* EXTRACTED INFORMATION *
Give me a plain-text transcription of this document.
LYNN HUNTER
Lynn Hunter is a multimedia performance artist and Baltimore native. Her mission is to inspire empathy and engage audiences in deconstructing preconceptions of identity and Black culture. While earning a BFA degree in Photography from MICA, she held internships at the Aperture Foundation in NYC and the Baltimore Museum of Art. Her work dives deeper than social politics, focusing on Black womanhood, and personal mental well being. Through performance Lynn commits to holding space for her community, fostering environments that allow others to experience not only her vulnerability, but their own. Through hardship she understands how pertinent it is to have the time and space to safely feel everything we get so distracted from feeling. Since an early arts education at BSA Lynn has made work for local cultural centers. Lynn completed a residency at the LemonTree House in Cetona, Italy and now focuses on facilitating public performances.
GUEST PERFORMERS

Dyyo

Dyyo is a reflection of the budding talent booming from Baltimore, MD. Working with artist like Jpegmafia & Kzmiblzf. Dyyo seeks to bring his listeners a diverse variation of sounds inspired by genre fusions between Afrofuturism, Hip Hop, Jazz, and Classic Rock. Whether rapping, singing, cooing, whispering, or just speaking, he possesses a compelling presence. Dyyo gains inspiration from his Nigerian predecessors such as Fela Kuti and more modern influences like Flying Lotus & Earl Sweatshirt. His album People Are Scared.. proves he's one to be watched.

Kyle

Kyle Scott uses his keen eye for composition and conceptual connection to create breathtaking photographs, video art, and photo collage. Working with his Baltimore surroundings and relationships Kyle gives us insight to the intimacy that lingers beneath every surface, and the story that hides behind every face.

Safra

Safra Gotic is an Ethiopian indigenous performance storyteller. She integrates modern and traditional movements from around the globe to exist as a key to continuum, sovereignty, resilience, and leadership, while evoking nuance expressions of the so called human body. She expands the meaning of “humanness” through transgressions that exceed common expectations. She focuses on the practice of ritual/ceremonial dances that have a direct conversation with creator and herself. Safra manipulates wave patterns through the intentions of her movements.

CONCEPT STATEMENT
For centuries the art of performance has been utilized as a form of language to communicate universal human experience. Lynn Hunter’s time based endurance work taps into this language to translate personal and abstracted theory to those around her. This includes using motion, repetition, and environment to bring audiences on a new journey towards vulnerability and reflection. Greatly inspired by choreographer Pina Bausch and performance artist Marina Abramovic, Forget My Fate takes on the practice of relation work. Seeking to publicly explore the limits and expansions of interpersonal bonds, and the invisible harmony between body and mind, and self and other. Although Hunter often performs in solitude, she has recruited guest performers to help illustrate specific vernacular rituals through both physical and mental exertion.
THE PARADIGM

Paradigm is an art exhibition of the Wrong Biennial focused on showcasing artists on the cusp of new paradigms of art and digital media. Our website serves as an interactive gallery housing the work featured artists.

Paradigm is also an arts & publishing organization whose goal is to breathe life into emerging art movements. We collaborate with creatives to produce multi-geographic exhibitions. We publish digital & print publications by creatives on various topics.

* WHAT TO PRODUCE *
Pick out, from the lines above, every one that contains the string "Kyle".

* TASK SOLUTION *
Kyle
Kyle Scott uses his keen eye for composition and conceptual connection to create breathtaking photographs, video art, and photo collage. Working with his Baltimore surroundings and relationships Kyle gives us insight to the intimacy that lingers beneath every surface, and the story that hides behind every face.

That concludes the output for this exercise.